# Aim of the exercise
Could you copy every line from the material below in which "SHOULDER" appears?

# Information supplied
━━━
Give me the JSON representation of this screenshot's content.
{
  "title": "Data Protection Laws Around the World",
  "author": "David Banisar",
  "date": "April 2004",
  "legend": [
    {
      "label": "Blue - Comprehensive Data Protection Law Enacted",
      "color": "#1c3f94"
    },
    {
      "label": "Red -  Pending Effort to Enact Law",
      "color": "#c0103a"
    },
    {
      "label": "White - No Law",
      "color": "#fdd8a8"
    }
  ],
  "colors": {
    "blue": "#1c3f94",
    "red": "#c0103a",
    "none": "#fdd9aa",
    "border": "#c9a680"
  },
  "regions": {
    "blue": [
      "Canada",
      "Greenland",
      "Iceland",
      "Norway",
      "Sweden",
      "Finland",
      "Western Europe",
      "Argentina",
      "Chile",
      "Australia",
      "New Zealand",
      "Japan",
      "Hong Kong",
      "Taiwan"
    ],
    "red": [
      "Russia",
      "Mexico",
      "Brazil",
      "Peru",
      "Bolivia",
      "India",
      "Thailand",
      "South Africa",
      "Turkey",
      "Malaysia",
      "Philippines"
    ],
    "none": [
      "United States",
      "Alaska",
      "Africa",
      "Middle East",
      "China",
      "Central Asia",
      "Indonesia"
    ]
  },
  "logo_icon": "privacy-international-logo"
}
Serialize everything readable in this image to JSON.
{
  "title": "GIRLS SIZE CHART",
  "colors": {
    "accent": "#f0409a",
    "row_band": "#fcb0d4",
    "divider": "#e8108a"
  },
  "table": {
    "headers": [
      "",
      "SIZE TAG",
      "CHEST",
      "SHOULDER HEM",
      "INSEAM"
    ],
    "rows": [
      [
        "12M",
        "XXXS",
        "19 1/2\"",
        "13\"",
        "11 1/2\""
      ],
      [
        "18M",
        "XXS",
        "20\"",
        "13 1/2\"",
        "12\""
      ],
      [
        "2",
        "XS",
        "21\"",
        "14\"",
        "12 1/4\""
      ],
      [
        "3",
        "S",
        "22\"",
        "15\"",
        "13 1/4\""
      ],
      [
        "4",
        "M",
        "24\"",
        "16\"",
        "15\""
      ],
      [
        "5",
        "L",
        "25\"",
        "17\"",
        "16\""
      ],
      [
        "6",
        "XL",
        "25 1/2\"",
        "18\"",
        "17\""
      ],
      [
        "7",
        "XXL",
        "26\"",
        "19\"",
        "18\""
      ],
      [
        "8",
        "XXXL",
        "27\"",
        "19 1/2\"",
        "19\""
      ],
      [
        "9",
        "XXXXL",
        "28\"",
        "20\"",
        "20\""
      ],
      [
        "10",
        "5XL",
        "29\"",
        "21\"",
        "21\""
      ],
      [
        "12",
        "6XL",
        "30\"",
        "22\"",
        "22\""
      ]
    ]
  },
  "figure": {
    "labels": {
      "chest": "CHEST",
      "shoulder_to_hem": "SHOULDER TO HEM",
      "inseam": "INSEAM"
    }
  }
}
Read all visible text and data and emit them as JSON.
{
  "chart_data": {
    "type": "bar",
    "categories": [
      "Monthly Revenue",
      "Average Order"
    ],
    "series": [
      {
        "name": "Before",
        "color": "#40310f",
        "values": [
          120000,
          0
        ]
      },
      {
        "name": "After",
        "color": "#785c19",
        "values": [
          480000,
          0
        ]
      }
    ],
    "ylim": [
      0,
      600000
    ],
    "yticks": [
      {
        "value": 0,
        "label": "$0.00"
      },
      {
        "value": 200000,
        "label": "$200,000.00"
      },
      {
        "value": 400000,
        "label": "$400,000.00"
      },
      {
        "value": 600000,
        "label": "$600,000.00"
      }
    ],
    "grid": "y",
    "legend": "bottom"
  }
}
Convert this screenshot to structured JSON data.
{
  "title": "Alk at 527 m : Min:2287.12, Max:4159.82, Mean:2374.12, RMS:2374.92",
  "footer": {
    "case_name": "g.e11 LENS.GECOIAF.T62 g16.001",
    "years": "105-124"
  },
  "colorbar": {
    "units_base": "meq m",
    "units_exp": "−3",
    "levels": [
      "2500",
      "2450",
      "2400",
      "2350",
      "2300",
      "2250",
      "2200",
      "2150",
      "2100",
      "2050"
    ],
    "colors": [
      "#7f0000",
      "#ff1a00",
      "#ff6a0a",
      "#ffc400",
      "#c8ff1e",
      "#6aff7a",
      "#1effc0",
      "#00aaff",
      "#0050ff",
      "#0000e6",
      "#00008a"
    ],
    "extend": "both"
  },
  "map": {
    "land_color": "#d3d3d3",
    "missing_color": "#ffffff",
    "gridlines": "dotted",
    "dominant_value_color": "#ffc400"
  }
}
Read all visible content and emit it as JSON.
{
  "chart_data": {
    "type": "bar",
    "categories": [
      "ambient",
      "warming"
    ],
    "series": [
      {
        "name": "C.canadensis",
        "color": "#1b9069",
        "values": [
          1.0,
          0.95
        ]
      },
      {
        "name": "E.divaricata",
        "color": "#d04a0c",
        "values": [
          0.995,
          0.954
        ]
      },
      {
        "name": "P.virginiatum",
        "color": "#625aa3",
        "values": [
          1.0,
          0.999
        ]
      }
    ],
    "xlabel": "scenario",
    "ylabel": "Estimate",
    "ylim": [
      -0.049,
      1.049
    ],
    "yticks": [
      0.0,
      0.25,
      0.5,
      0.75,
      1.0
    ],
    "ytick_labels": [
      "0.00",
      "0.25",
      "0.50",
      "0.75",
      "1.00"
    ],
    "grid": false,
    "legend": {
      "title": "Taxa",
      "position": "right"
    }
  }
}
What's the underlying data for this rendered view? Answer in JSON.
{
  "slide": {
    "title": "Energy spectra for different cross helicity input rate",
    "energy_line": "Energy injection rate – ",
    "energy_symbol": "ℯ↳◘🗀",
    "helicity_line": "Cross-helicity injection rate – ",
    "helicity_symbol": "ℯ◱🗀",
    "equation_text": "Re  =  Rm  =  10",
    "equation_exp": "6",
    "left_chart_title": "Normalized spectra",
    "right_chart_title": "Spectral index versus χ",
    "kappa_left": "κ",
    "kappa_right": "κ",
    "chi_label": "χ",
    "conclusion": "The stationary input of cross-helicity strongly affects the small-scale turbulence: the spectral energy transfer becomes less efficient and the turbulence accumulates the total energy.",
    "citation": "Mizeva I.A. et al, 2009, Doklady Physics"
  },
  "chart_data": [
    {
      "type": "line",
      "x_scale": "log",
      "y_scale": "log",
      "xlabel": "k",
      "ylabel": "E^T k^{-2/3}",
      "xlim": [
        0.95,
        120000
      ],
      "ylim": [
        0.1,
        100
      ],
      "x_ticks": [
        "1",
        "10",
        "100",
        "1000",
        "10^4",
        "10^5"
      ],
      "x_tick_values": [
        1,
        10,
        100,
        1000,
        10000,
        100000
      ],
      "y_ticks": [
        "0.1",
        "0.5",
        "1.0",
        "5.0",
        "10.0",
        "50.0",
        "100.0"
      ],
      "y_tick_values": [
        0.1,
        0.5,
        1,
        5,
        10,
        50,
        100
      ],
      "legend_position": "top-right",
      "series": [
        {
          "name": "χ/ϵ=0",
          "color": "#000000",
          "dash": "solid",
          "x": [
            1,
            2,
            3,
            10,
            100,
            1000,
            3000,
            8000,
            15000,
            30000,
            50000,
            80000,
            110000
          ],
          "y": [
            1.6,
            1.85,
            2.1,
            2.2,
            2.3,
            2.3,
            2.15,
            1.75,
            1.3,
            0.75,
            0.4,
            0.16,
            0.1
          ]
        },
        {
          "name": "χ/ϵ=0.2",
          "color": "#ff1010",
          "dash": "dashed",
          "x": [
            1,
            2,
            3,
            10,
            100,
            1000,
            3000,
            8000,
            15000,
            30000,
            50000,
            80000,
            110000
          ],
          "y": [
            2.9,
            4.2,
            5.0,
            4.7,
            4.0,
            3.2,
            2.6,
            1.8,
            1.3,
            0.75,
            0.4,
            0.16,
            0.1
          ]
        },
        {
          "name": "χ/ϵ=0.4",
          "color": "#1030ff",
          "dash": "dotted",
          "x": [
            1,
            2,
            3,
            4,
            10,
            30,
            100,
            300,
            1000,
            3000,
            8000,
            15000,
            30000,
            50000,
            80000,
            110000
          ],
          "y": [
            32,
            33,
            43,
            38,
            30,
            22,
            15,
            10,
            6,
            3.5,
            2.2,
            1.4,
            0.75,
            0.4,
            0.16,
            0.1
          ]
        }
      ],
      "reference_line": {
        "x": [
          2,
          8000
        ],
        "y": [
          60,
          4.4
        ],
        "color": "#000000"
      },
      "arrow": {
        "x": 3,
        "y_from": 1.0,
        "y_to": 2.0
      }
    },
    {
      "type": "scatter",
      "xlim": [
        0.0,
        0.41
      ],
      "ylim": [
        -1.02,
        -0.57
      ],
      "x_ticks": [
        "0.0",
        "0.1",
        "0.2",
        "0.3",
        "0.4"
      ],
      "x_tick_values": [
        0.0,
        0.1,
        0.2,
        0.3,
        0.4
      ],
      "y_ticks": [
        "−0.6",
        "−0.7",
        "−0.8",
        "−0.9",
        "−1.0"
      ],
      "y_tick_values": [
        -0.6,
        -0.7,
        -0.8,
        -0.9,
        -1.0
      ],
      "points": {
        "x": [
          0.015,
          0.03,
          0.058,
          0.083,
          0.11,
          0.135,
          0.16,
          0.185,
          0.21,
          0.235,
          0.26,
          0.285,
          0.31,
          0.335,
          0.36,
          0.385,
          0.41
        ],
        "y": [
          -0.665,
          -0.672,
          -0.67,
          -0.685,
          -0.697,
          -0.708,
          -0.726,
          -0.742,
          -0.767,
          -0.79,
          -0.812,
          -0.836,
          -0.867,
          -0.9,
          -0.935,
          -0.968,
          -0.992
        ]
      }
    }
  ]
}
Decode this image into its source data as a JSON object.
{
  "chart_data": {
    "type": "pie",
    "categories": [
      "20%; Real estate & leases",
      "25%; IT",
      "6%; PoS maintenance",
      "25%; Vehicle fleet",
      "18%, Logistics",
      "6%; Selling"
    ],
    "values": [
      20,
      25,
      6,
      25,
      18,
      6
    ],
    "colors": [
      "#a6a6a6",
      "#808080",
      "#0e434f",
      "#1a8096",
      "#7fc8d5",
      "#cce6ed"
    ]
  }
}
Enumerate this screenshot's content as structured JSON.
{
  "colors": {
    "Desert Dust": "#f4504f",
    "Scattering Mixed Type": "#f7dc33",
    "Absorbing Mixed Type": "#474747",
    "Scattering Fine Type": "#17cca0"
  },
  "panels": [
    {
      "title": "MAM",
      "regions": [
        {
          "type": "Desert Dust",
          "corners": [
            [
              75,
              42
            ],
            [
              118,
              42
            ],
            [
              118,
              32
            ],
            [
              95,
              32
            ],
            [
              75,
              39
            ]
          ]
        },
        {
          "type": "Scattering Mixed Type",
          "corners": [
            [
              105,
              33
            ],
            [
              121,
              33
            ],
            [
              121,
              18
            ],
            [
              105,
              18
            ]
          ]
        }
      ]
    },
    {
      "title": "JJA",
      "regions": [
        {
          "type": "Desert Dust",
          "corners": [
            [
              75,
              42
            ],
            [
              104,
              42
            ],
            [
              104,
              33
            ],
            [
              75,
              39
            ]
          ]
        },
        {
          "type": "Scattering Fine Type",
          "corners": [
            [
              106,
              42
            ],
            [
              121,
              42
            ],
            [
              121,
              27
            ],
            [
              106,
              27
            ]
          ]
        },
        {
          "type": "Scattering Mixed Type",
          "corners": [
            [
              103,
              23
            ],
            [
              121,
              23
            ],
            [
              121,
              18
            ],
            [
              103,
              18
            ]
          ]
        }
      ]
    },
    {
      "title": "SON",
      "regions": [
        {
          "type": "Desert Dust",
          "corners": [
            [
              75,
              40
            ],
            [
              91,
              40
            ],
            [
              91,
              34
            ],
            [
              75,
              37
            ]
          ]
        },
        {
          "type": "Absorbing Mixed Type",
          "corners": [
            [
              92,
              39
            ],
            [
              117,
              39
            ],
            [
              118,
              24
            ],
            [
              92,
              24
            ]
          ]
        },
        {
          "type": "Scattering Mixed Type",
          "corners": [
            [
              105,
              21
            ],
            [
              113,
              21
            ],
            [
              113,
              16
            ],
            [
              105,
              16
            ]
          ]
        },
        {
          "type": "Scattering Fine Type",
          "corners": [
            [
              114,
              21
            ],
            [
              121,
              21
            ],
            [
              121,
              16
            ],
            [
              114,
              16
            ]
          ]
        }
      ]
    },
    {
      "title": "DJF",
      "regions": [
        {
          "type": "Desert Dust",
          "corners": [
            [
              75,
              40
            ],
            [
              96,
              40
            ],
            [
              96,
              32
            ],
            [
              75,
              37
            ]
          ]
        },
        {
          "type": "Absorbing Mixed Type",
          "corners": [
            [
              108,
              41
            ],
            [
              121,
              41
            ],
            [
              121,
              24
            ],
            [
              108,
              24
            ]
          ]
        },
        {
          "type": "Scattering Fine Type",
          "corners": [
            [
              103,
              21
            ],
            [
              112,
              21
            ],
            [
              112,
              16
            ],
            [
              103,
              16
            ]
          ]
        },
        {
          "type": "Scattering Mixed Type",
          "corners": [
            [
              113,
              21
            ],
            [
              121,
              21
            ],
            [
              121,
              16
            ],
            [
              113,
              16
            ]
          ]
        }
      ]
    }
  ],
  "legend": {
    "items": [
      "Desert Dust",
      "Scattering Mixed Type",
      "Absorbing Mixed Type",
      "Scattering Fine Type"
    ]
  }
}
━━━
# The result
      "SHOULDER HEM",
      "shoulder_to_hem": "SHOULDER TO HEM",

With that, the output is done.